**DATA EXCERPTS:**

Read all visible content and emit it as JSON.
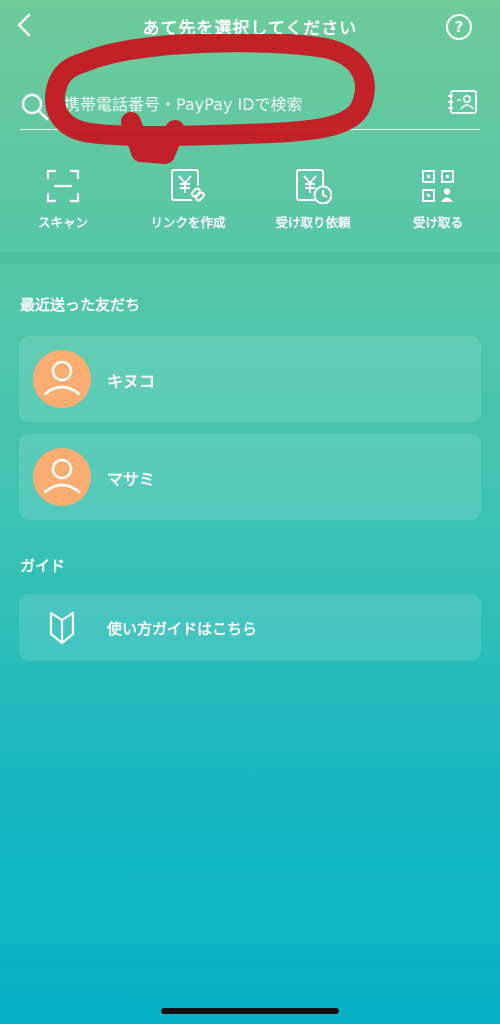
{
  "header": {
    "title": "あて先を選択してください",
    "help_label": "?"
  },
  "search": {
    "placeholder": "携帯電話番号・PayPay IDで検索",
    "value": ""
  },
  "actions": [
    {
      "label": "スキャン",
      "icon": "scan-icon"
    },
    {
      "label": "リンクを作成",
      "icon": "yen-link-icon"
    },
    {
      "label": "受け取り依頼",
      "icon": "yen-clock-icon"
    },
    {
      "label": "受け取る",
      "icon": "qr-user-icon"
    }
  ],
  "recent": {
    "title": "最近送った友だち",
    "friends": [
      {
        "name": "キヌコ",
        "avatar": "person-icon"
      },
      {
        "name": "マサミ",
        "avatar": "person-icon"
      }
    ]
  },
  "guide": {
    "title": "ガイド",
    "item_label": "使い方ガイドはこちら",
    "icon": "beginner-mark-icon"
  },
  "colors": {
    "gradient_top": "#6ecb9a",
    "gradient_bottom": "#07b2c6",
    "avatar": "#f9ad70",
    "scribble": "#c8141e"
  }
}
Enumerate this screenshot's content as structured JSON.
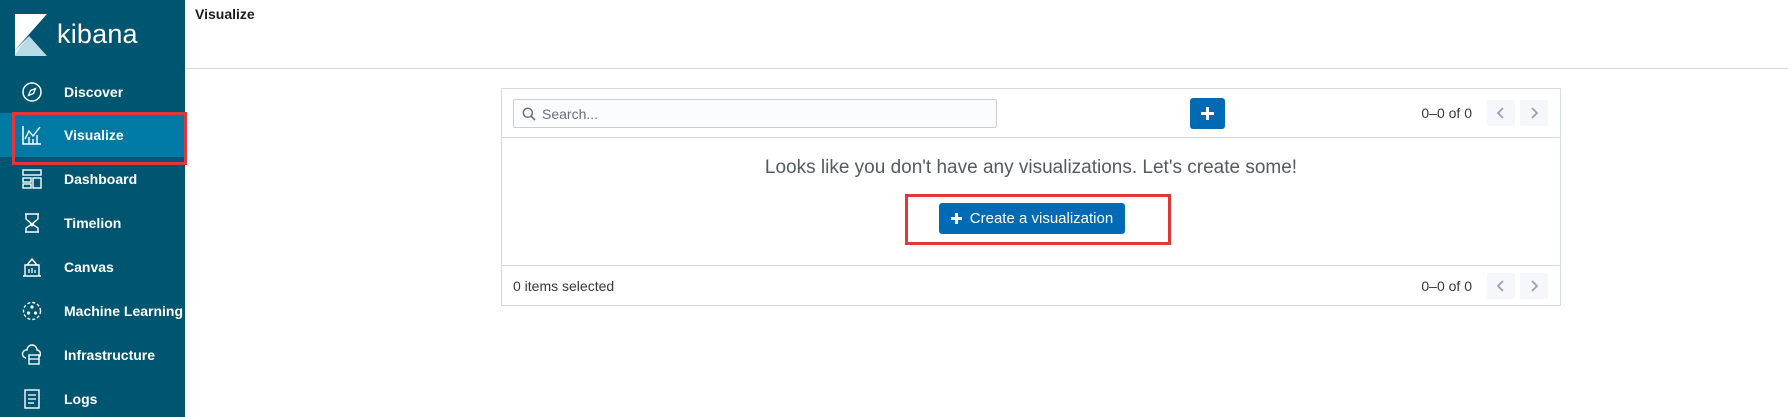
{
  "brand": {
    "name": "kibana"
  },
  "sidebar": {
    "items": [
      {
        "label": "Discover",
        "icon": "compass-icon"
      },
      {
        "label": "Visualize",
        "icon": "visualize-icon",
        "active": true
      },
      {
        "label": "Dashboard",
        "icon": "dashboard-icon"
      },
      {
        "label": "Timelion",
        "icon": "timelion-icon"
      },
      {
        "label": "Canvas",
        "icon": "canvas-icon"
      },
      {
        "label": "Machine Learning",
        "icon": "machine-learning-icon"
      },
      {
        "label": "Infrastructure",
        "icon": "infrastructure-icon"
      },
      {
        "label": "Logs",
        "icon": "logs-icon"
      }
    ]
  },
  "header": {
    "title": "Visualize"
  },
  "toolbar": {
    "search_placeholder": "Search...",
    "pagination": "0–0 of 0"
  },
  "empty_state": {
    "message": "Looks like you don't have any visualizations. Let's create some!",
    "create_label": "Create a visualization"
  },
  "footer": {
    "selected_text": "0 items selected",
    "pagination": "0–0 of 0"
  },
  "colors": {
    "sidebar_bg": "#005571",
    "sidebar_active": "#0079a5",
    "primary": "#006bb4",
    "highlight": "#e0373a"
  }
}
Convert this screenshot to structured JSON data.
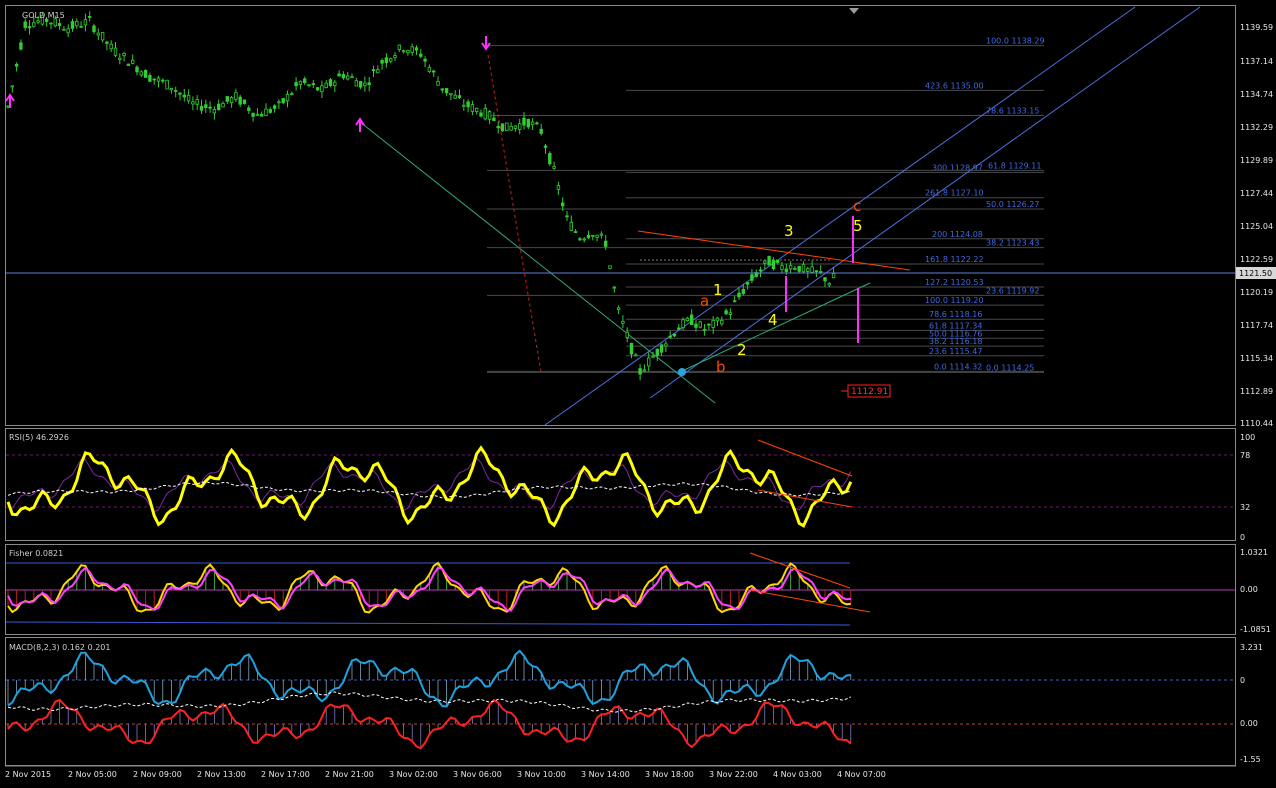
{
  "chart_data": {
    "type": "candlestick",
    "symbol_label": "GOLD,M15",
    "current_price": "1121.50",
    "main_axis": {
      "ticks": [
        "1139.59",
        "1137.14",
        "1134.74",
        "1132.29",
        "1129.89",
        "1127.44",
        "1125.04",
        "1122.59",
        "1120.19",
        "1117.74",
        "1115.34",
        "1112.89",
        "1110.44"
      ],
      "min": 1110.44,
      "max": 1140.4
    },
    "x_labels": [
      "2 Nov 2015",
      "2 Nov 05:00",
      "2 Nov 09:00",
      "2 Nov 13:00",
      "2 Nov 17:00",
      "2 Nov 21:00",
      "3 Nov 02:00",
      "3 Nov 06:00",
      "3 Nov 10:00",
      "3 Nov 14:00",
      "3 Nov 18:00",
      "3 Nov 22:00",
      "4 Nov 03:00",
      "4 Nov 07:00"
    ],
    "price_path": [
      [
        0,
        1133.8
      ],
      [
        4,
        1139.9
      ],
      [
        9,
        1140.2
      ],
      [
        14,
        1139.6
      ],
      [
        19,
        1140.1
      ],
      [
        24,
        1138.1
      ],
      [
        28,
        1137.2
      ],
      [
        33,
        1136.0
      ],
      [
        38,
        1135.3
      ],
      [
        43,
        1134.0
      ],
      [
        48,
        1133.7
      ],
      [
        53,
        1134.5
      ],
      [
        58,
        1133.2
      ],
      [
        63,
        1133.8
      ],
      [
        68,
        1135.6
      ],
      [
        73,
        1135.0
      ],
      [
        78,
        1136.2
      ],
      [
        83,
        1135.4
      ],
      [
        87,
        1137.1
      ],
      [
        92,
        1138.2
      ],
      [
        96,
        1137.7
      ],
      [
        101,
        1135.2
      ],
      [
        106,
        1134.0
      ],
      [
        111,
        1133.3
      ],
      [
        116,
        1132.2
      ],
      [
        121,
        1132.7
      ],
      [
        124,
        1132.0
      ],
      [
        127,
        1129.0
      ],
      [
        130,
        1125.5
      ],
      [
        133,
        1124.2
      ],
      [
        136,
        1124.6
      ],
      [
        139,
        1123.8
      ],
      [
        142,
        1118.7
      ],
      [
        145,
        1116.0
      ],
      [
        147,
        1114.3
      ],
      [
        150,
        1115.4
      ],
      [
        153,
        1116.5
      ],
      [
        156,
        1117.6
      ],
      [
        159,
        1118.1
      ],
      [
        162,
        1117.4
      ],
      [
        165,
        1117.9
      ],
      [
        168,
        1118.8
      ],
      [
        171,
        1120.3
      ],
      [
        174,
        1121.5
      ],
      [
        177,
        1122.4
      ],
      [
        180,
        1122.0
      ],
      [
        183,
        1122.1
      ],
      [
        186,
        1121.7
      ],
      [
        189,
        1121.5
      ],
      [
        191,
        1120.9
      ],
      [
        193,
        1121.5
      ]
    ],
    "horizontal_levels": [
      {
        "level": "100.0",
        "price": "1138.29"
      },
      {
        "level": "423.6",
        "price": "1135.00"
      },
      {
        "level": "78.6",
        "price": "1133.15"
      },
      {
        "level": "300",
        "price": "1128.97"
      },
      {
        "level": "61.8",
        "price": "1129.11"
      },
      {
        "level": "261.8",
        "price": "1127.10"
      },
      {
        "level": "50.0",
        "price": "1126.27"
      },
      {
        "level": "200",
        "price": "1124.08"
      },
      {
        "level": "38.2",
        "price": "1123.43"
      },
      {
        "level": "161.8",
        "price": "1122.22"
      },
      {
        "level": "127.2",
        "price": "1120.53"
      },
      {
        "level": "23.6",
        "price": "1119.92"
      },
      {
        "level": "100.0",
        "price": "1119.20"
      },
      {
        "level": "78.6",
        "price": "1118.16"
      },
      {
        "level": "61.8",
        "price": "1117.34"
      },
      {
        "level": "50.0",
        "price": "1116.76"
      },
      {
        "level": "38.2",
        "price": "1116.18"
      },
      {
        "level": "23.6",
        "price": "1115.47"
      },
      {
        "level": "0.0",
        "price": "1114.32"
      },
      {
        "level": "0.0",
        "price": "1114.25"
      }
    ],
    "price_box": "1112.91",
    "wave_labels": [
      "1",
      "2",
      "3",
      "4",
      "5",
      "a",
      "b",
      "c"
    ],
    "indicators": [
      {
        "name": "RSI(5) 46.2926",
        "axis": [
          "100",
          "78",
          "32",
          "0"
        ]
      },
      {
        "name": "Fisher 0.0821",
        "axis": [
          "1.0321",
          "0.00",
          "-1.0851"
        ]
      },
      {
        "name": "MACD(8,2,3) 0.162 0.201",
        "axis": [
          "3.231",
          "0",
          "0.00",
          "-1.55"
        ]
      }
    ],
    "colors": {
      "background": "#000000",
      "candle": "#32cd32",
      "grid": "#4a4a4a",
      "fib_blue": "#4169e1",
      "rsi": "#ffff00",
      "macd_blue": "#1fa3e0",
      "macd_red": "#ff2020",
      "fisher_pink": "#ff40ff",
      "arrow": "#ff30ff",
      "wave_yellow": "#ffff00",
      "wave_orange": "#ff4500"
    }
  }
}
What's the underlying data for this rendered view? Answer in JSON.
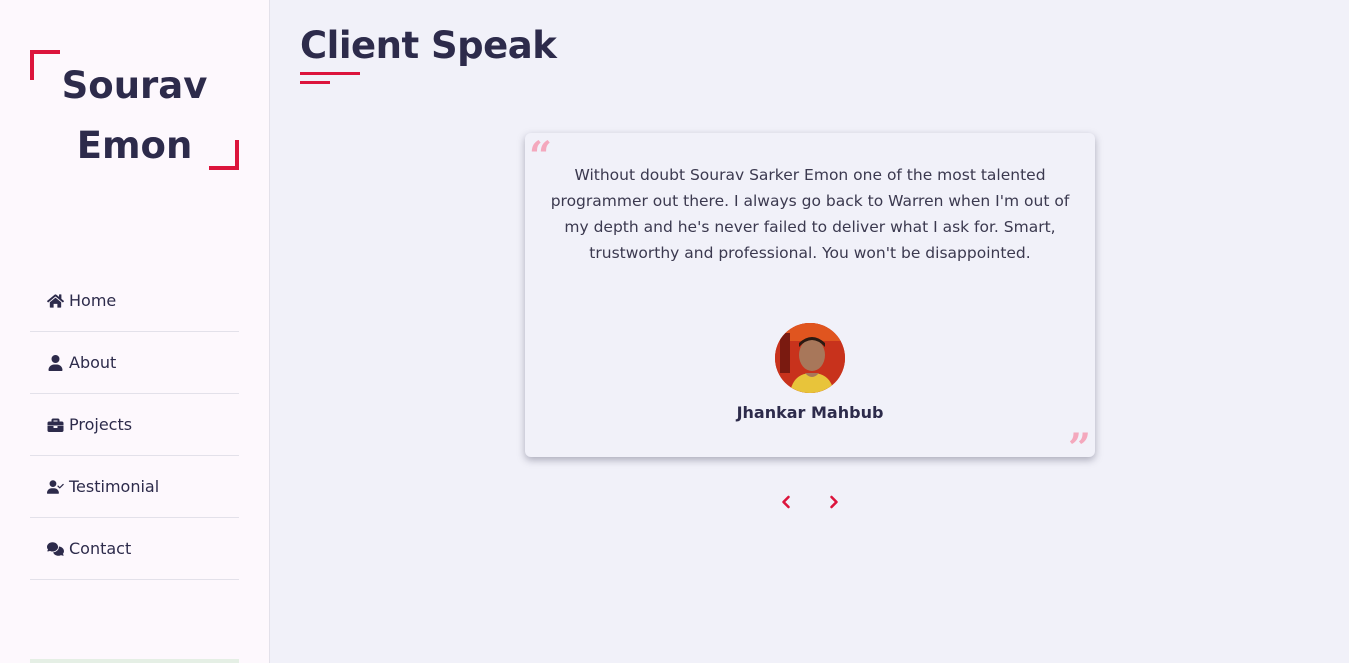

**WHAT NEEDS TO BE DONE:** Count how many lines hold the string "items" and give that number alone.

**SOLUTION:** 2